(GOAL) Repeat the whole of the data, keeping every detail the same.

═════ MATERIALS PROVIDED ═════

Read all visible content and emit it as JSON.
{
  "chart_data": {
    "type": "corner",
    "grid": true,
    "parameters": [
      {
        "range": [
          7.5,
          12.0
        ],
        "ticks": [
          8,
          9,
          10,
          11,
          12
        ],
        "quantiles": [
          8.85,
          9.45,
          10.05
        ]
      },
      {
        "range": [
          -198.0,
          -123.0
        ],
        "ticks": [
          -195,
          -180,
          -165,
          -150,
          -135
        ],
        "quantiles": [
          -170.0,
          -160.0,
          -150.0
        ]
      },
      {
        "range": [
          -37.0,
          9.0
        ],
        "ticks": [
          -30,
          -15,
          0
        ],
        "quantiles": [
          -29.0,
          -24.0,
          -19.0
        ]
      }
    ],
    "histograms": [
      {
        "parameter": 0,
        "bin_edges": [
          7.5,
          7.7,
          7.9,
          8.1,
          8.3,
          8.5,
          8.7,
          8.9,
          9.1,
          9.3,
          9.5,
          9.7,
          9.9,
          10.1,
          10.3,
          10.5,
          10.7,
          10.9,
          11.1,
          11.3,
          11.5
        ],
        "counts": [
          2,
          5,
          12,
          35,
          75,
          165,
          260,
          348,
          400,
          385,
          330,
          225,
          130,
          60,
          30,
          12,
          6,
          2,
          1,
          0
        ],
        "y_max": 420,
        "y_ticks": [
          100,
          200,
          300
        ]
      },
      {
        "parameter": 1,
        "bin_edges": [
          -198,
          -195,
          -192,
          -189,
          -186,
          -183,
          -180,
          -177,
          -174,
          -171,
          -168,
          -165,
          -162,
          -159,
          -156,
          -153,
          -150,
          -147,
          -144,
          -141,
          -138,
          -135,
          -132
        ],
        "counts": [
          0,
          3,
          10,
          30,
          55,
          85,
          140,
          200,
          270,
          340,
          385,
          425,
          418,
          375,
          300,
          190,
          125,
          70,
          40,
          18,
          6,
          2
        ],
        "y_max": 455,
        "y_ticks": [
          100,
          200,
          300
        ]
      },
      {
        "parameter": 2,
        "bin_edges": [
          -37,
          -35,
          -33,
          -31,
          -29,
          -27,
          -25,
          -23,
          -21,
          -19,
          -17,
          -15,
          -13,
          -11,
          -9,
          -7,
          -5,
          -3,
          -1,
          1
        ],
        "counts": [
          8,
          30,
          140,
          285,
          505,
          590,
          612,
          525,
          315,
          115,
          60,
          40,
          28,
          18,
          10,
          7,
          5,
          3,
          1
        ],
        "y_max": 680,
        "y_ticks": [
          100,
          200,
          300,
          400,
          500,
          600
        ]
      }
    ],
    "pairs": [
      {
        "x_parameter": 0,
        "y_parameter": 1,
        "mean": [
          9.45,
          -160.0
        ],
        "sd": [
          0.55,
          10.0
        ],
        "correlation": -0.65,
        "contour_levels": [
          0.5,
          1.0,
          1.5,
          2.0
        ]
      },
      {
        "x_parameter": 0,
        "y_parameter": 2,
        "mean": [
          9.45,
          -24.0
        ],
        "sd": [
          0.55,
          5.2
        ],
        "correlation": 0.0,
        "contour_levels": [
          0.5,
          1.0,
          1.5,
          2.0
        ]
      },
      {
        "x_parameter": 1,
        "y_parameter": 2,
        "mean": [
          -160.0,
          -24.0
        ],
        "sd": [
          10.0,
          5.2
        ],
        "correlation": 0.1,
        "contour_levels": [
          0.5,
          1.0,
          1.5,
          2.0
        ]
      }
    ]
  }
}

═════

(TASK RESPONSE)
Read all visible content and emit it as JSON.
{
  "chart_data": {
    "type": "corner",
    "grid": true,
    "parameters": [
      {
        "range": [
          7.5,
          12.0
        ],
        "ticks": [
          8,
          9,
          10,
          11,
          12
        ],
        "quantiles": [
          8.85,
          9.45,
          10.05
        ]
      },
      {
        "range": [
          -198.0,
          -123.0
        ],
        "ticks": [
          -195,
          -180,
          -165,
          -150,
          -135
        ],
        "quantiles": [
          -170.0,
          -160.0,
          -150.0
        ]
      },
      {
        "range": [
          -37.0,
          9.0
        ],
        "ticks": [
          -30,
          -15,
          0
        ],
        "quantiles": [
          -29.0,
          -24.0,
          -19.0
        ]
      }
    ],
    "histograms": [
      {
        "parameter": 0,
        "bin_edges": [
          7.5,
          7.7,
          7.9,
          8.1,
          8.3,
          8.5,
          8.7,
          8.9,
          9.1,
          9.3,
          9.5,
          9.7,
          9.9,
          10.1,
          10.3,
          10.5,
          10.7,
          10.9,
          11.1,
          11.3,
          11.5
        ],
        "counts": [
          2,
          5,
          12,
          35,
          75,
          165,
          260,
          348,
          400,
          385,
          330,
          225,
          130,
          60,
          30,
          12,
          6,
          2,
          1,
          0
        ],
        "y_max": 420,
        "y_ticks": [
          100,
          200,
          300
        ]
      },
      {
        "parameter": 1,
        "bin_edges": [
          -198,
          -195,
          -192,
          -189,
          -186,
          -183,
          -180,
          -177,
          -174,
          -171,
          -168,
          -165,
          -162,
          -159,
          -156,
          -153,
          -150,
          -147,
          -144,
          -141,
          -138,
          -135,
          -132
        ],
        "counts": [
          0,
          3,
          10,
          30,
          55,
          85,
          140,
          200,
          270,
          340,
          385,
          425,
          418,
          375,
          300,
          190,
          125,
          70,
          40,
          18,
          6,
          2
        ],
        "y_max": 455,
        "y_ticks": [
          100,
          200,
          300
        ]
      },
      {
        "parameter": 2,
        "bin_edges": [
          -37,
          -35,
          -33,
          -31,
          -29,
          -27,
          -25,
          -23,
          -21,
          -19,
          -17,
          -15,
          -13,
          -11,
          -9,
          -7,
          -5,
          -3,
          -1,
          1
        ],
        "counts": [
          8,
          30,
          140,
          285,
          505,
          590,
          612,
          525,
          315,
          115,
          60,
          40,
          28,
          18,
          10,
          7,
          5,
          3,
          1
        ],
        "y_max": 680,
        "y_ticks": [
          100,
          200,
          300,
          400,
          500,
          600
        ]
      }
    ],
    "pairs": [
      {
        "x_parameter": 0,
        "y_parameter": 1,
        "mean": [
          9.45,
          -160.0
        ],
        "sd": [
          0.55,
          10.0
        ],
        "correlation": -0.65,
        "contour_levels": [
          0.5,
          1.0,
          1.5,
          2.0
        ]
      },
      {
        "x_parameter": 0,
        "y_parameter": 2,
        "mean": [
          9.45,
          -24.0
        ],
        "sd": [
          0.55,
          5.2
        ],
        "correlation": 0.0,
        "contour_levels": [
          0.5,
          1.0,
          1.5,
          2.0
        ]
      },
      {
        "x_parameter": 1,
        "y_parameter": 2,
        "mean": [
          -160.0,
          -24.0
        ],
        "sd": [
          10.0,
          5.2
        ],
        "correlation": 0.1,
        "contour_levels": [
          0.5,
          1.0,
          1.5,
          2.0
        ]
      }
    ]
  }
}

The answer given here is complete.